*WORK ORDER*
All entries are to be printed again exactly, with their images omitted.

*STUDY MATERIAL*

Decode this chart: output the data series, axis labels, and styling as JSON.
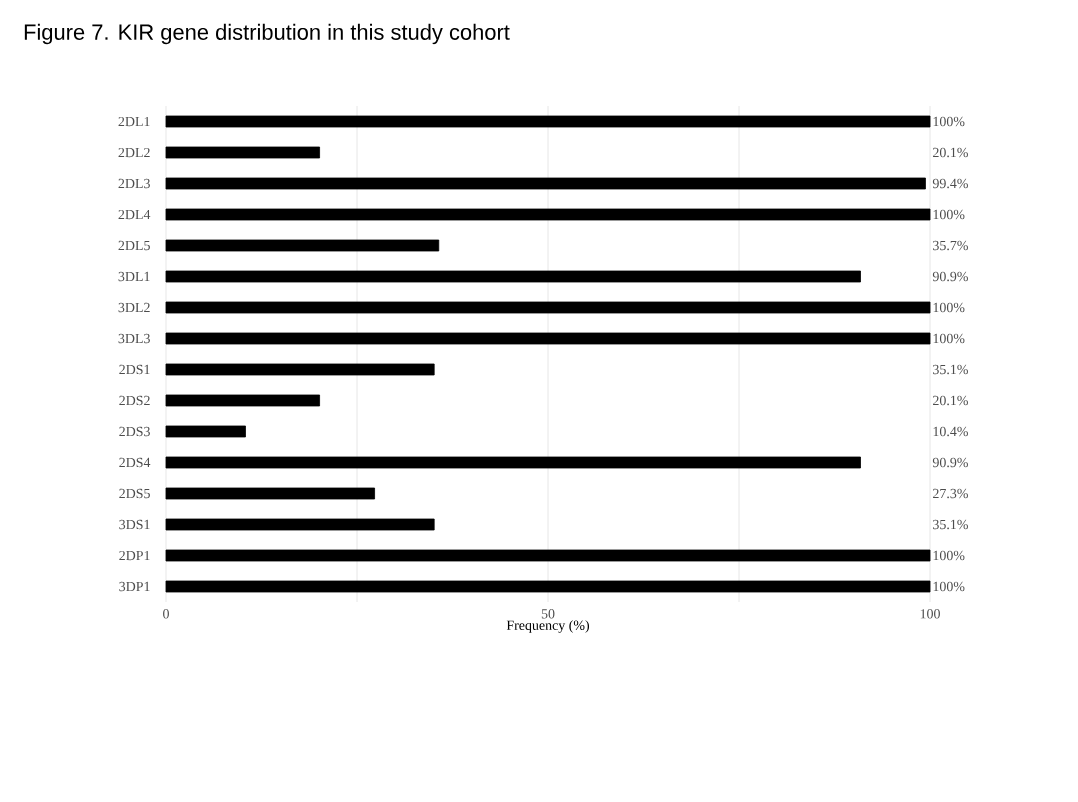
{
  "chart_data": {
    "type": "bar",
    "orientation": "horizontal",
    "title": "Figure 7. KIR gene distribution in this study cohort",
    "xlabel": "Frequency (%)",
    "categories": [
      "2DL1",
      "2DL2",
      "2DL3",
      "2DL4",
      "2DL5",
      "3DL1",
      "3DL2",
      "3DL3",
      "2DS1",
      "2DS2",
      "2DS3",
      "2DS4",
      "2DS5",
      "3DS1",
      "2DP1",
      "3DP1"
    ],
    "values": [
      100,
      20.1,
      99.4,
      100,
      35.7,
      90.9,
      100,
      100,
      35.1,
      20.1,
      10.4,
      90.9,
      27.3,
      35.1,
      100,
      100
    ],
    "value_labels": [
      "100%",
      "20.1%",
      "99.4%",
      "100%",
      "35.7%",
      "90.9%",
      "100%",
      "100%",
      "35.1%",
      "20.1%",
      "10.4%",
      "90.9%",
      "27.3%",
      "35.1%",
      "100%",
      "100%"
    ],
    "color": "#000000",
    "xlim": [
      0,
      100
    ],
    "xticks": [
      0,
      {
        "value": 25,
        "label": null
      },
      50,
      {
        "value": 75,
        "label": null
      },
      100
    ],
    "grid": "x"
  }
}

*ANSWER TO THIS PROBLEM*
Decode this chart: output the data series, axis labels, and styling as JSON.
{
  "chart_data": {
    "type": "bar",
    "orientation": "horizontal",
    "title": "Figure 7. KIR gene distribution in this study cohort",
    "xlabel": "Frequency (%)",
    "categories": [
      "2DL1",
      "2DL2",
      "2DL3",
      "2DL4",
      "2DL5",
      "3DL1",
      "3DL2",
      "3DL3",
      "2DS1",
      "2DS2",
      "2DS3",
      "2DS4",
      "2DS5",
      "3DS1",
      "2DP1",
      "3DP1"
    ],
    "values": [
      100,
      20.1,
      99.4,
      100,
      35.7,
      90.9,
      100,
      100,
      35.1,
      20.1,
      10.4,
      90.9,
      27.3,
      35.1,
      100,
      100
    ],
    "value_labels": [
      "100%",
      "20.1%",
      "99.4%",
      "100%",
      "35.7%",
      "90.9%",
      "100%",
      "100%",
      "35.1%",
      "20.1%",
      "10.4%",
      "90.9%",
      "27.3%",
      "35.1%",
      "100%",
      "100%"
    ],
    "color": "#000000",
    "xlim": [
      0,
      100
    ],
    "xticks": [
      0,
      {
        "value": 25,
        "label": null
      },
      50,
      {
        "value": 75,
        "label": null
      },
      100
    ],
    "grid": "x"
  }
}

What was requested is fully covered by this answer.